**WHAT YOU HAVE TO DO**: Reproduce all entries word for word.

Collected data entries

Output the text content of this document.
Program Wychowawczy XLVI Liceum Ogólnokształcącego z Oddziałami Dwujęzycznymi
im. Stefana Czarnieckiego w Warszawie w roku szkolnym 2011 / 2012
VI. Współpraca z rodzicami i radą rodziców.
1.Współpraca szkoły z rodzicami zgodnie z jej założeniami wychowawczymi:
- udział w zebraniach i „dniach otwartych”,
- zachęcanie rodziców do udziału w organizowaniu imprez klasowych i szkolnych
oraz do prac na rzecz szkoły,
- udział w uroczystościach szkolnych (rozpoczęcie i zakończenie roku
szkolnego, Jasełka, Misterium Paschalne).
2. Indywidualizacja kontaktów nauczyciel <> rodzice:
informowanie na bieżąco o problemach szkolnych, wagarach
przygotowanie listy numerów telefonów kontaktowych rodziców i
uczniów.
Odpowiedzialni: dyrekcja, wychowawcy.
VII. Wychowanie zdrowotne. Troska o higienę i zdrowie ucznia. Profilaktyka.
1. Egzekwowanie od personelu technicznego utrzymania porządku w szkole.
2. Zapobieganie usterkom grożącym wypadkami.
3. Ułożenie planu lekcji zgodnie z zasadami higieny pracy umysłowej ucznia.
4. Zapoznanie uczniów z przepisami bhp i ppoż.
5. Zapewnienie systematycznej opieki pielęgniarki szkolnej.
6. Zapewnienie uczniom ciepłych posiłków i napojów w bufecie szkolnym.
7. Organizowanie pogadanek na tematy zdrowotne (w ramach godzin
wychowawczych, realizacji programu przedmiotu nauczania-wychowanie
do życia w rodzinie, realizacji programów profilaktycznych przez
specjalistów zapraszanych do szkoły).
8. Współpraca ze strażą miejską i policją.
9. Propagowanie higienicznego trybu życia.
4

**PROBLEM SOLUTION**:
Output the text content of this document.
Program Wychowawczy XLVI Liceum Ogólnokształcącego z Oddziałami Dwujęzycznymi
im. Stefana Czarnieckiego w Warszawie w roku szkolnym 2011 / 2012
VI. Współpraca z rodzicami i radą rodziców.
1.Współpraca szkoły z rodzicami zgodnie z jej założeniami wychowawczymi:
- udział w zebraniach i „dniach otwartych”,
- zachęcanie rodziców do udziału w organizowaniu imprez klasowych i szkolnych
oraz do prac na rzecz szkoły,
- udział w uroczystościach szkolnych (rozpoczęcie i zakończenie roku
szkolnego, Jasełka, Misterium Paschalne).
2. Indywidualizacja kontaktów nauczyciel <> rodzice:
informowanie na bieżąco o problemach szkolnych, wagarach
przygotowanie listy numerów telefonów kontaktowych rodziców i
uczniów.
Odpowiedzialni: dyrekcja, wychowawcy.
VII. Wychowanie zdrowotne. Troska o higienę i zdrowie ucznia. Profilaktyka.
1. Egzekwowanie od personelu technicznego utrzymania porządku w szkole.
2. Zapobieganie usterkom grożącym wypadkami.
3. Ułożenie planu lekcji zgodnie z zasadami higieny pracy umysłowej ucznia.
4. Zapoznanie uczniów z przepisami bhp i ppoż.
5. Zapewnienie systematycznej opieki pielęgniarki szkolnej.
6. Zapewnienie uczniom ciepłych posiłków i napojów w bufecie szkolnym.
7. Organizowanie pogadanek na tematy zdrowotne (w ramach godzin
wychowawczych, realizacji programu przedmiotu nauczania-wychowanie
do życia w rodzinie, realizacji programów profilaktycznych przez
specjalistów zapraszanych do szkoły).
8. Współpraca ze strażą miejską i policją.
9. Propagowanie higienicznego trybu życia.
4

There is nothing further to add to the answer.